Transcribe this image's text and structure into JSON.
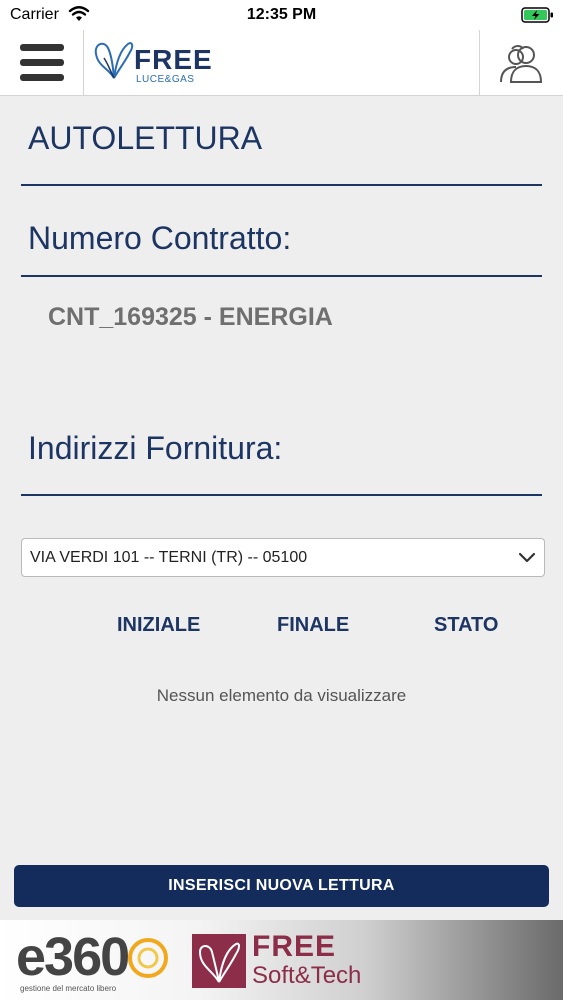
{
  "status_bar": {
    "carrier": "Carrier",
    "time": "12:35 PM",
    "icons": [
      "wifi-icon",
      "battery-charging-icon"
    ]
  },
  "navbar": {
    "menu_icon": "hamburger-menu-icon",
    "logo": {
      "word": "FREE",
      "sub": "LUCE&GAS",
      "icon": "butterfly-icon"
    },
    "user_icon": "users-icon"
  },
  "page": {
    "title": "AUTOLETTURA",
    "contract_label": "Numero Contratto:",
    "contract_value": "CNT_169325 - ENERGIA",
    "supply_label": "Indirizzi Fornitura:",
    "supply_select": {
      "selected": "VIA VERDI 101 -- TERNI (TR) -- 05100",
      "icon": "chevron-down-icon"
    },
    "table": {
      "headers": [
        "INIZIALE",
        "FINALE",
        "STATO"
      ],
      "empty_message": "Nessun elemento da visualizzare"
    },
    "primary_button": "INSERISCI NUOVA LETTURA"
  },
  "footer": {
    "e360": {
      "word": "e360",
      "sub": "gestione del mercato libero"
    },
    "free_soft_tech": {
      "word": "FREE",
      "sub": "Soft&Tech"
    }
  },
  "colors": {
    "brand_navy": "#1d3563",
    "button_navy": "#132c5c",
    "value_gray": "#6f6f6f",
    "page_bg": "#eeeeee",
    "accent_maroon": "#8c2d4a"
  }
}
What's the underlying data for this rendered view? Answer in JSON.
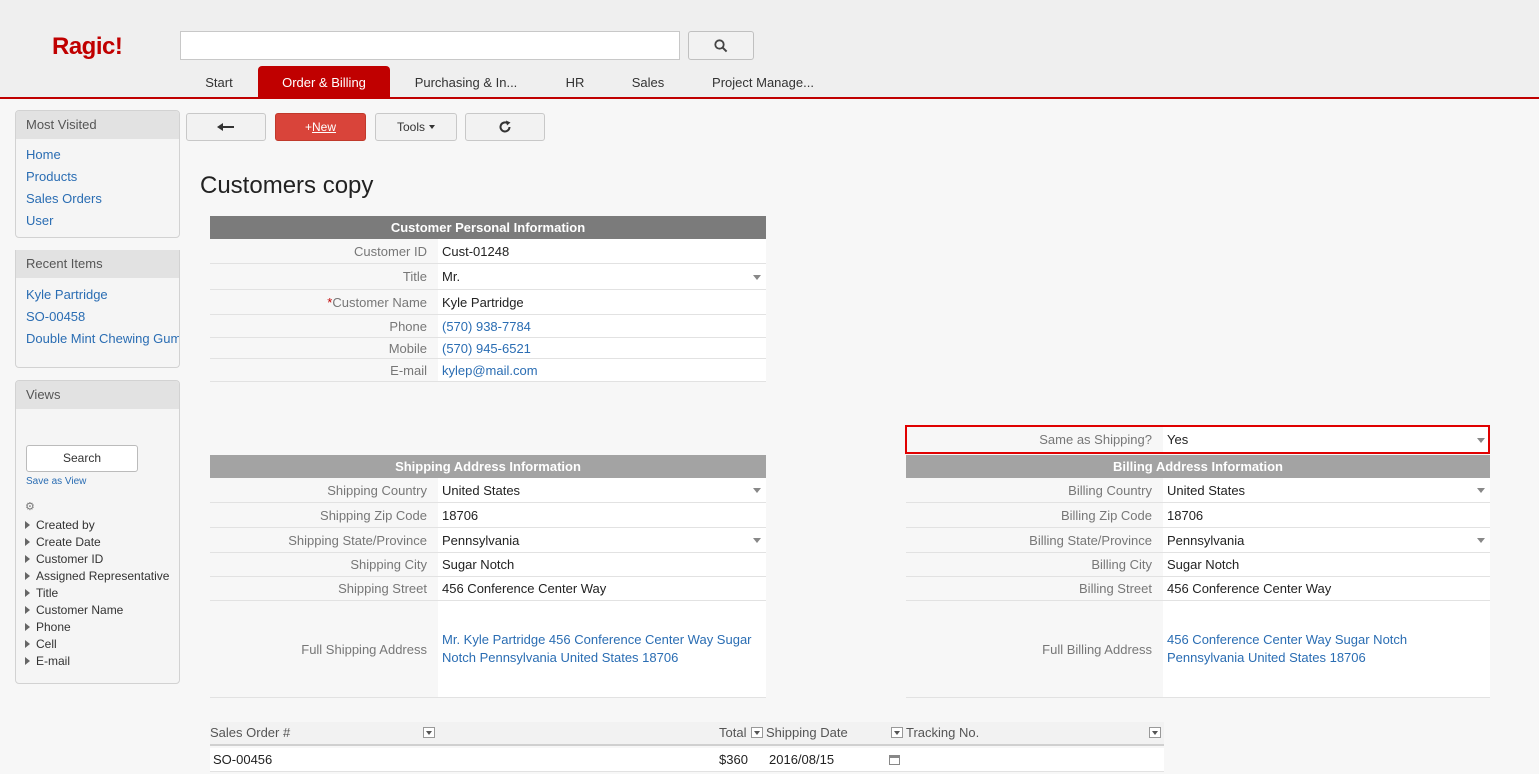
{
  "app": {
    "logo": "Ragic!"
  },
  "search": {
    "placeholder": ""
  },
  "tabs": [
    {
      "label": "Start"
    },
    {
      "label": "Order & Billing",
      "active": true
    },
    {
      "label": "Purchasing & In..."
    },
    {
      "label": "HR"
    },
    {
      "label": "Sales"
    },
    {
      "label": "Project Manage..."
    }
  ],
  "sidebar": {
    "most_visited": {
      "title": "Most Visited",
      "items": [
        "Home",
        "Products",
        "Sales Orders",
        "User"
      ]
    },
    "recent": {
      "title": "Recent Items",
      "items": [
        "Kyle Partridge",
        "SO-00458",
        "Double Mint Chewing Gum"
      ]
    },
    "views": {
      "title": "Views",
      "search_label": "Search",
      "save_view": "Save as View",
      "fields": [
        "Created by",
        "Create Date",
        "Customer ID",
        "Assigned Representative",
        "Title",
        "Customer Name",
        "Phone",
        "Cell",
        "E-mail"
      ]
    }
  },
  "toolbar": {
    "new_plus": "+",
    "new_label": "New",
    "tools_label": "Tools"
  },
  "page": {
    "title": "Customers copy"
  },
  "personal": {
    "heading": "Customer Personal Information",
    "customer_id_label": "Customer ID",
    "customer_id": "Cust-01248",
    "title_label": "Title",
    "title": "Mr.",
    "name_label": "Customer Name",
    "name": "Kyle Partridge",
    "phone_label": "Phone",
    "phone": "(570) 938-7784",
    "mobile_label": "Mobile",
    "mobile": "(570) 945-6521",
    "email_label": "E-mail",
    "email": "kylep@mail.com"
  },
  "same_as_shipping": {
    "label": "Same as Shipping?",
    "value": "Yes"
  },
  "shipping": {
    "heading": "Shipping Address Information",
    "country_label": "Shipping Country",
    "country": "United States",
    "zip_label": "Shipping Zip Code",
    "zip": "18706",
    "state_label": "Shipping State/Province",
    "state": "Pennsylvania",
    "city_label": "Shipping City",
    "city": "Sugar Notch",
    "street_label": "Shipping Street",
    "street": "456 Conference Center Way",
    "full_label": "Full Shipping Address",
    "full": "Mr. Kyle Partridge 456 Conference Center Way Sugar Notch Pennsylvania United States 18706"
  },
  "billing": {
    "heading": "Billing Address Information",
    "country_label": "Billing Country",
    "country": "United States",
    "zip_label": "Billing Zip Code",
    "zip": "18706",
    "state_label": "Billing State/Province",
    "state": "Pennsylvania",
    "city_label": "Billing City",
    "city": "Sugar Notch",
    "street_label": "Billing Street",
    "street": "456 Conference Center Way",
    "full_label": "Full Billing Address",
    "full": "456 Conference Center Way Sugar Notch Pennsylvania United States 18706"
  },
  "orders": {
    "columns": [
      "Sales Order #",
      "Total",
      "Shipping Date",
      "Tracking No."
    ],
    "rows": [
      {
        "order": "SO-00456",
        "total": "$360",
        "date": "2016/08/15",
        "tracking": ""
      }
    ]
  },
  "colors": {
    "brand": "#c00000",
    "link": "#2a6db3",
    "new_button": "#d9443a"
  }
}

Task to carry out: Take every line containing the word "Partridge" and copy it.

Output of the exercise:
        "Kyle Partridge",
    "name": "Kyle Partridge",
    "full": "Mr. Kyle Partridge 456 Conference Center Way Sugar Notch Pennsylvania United States 18706"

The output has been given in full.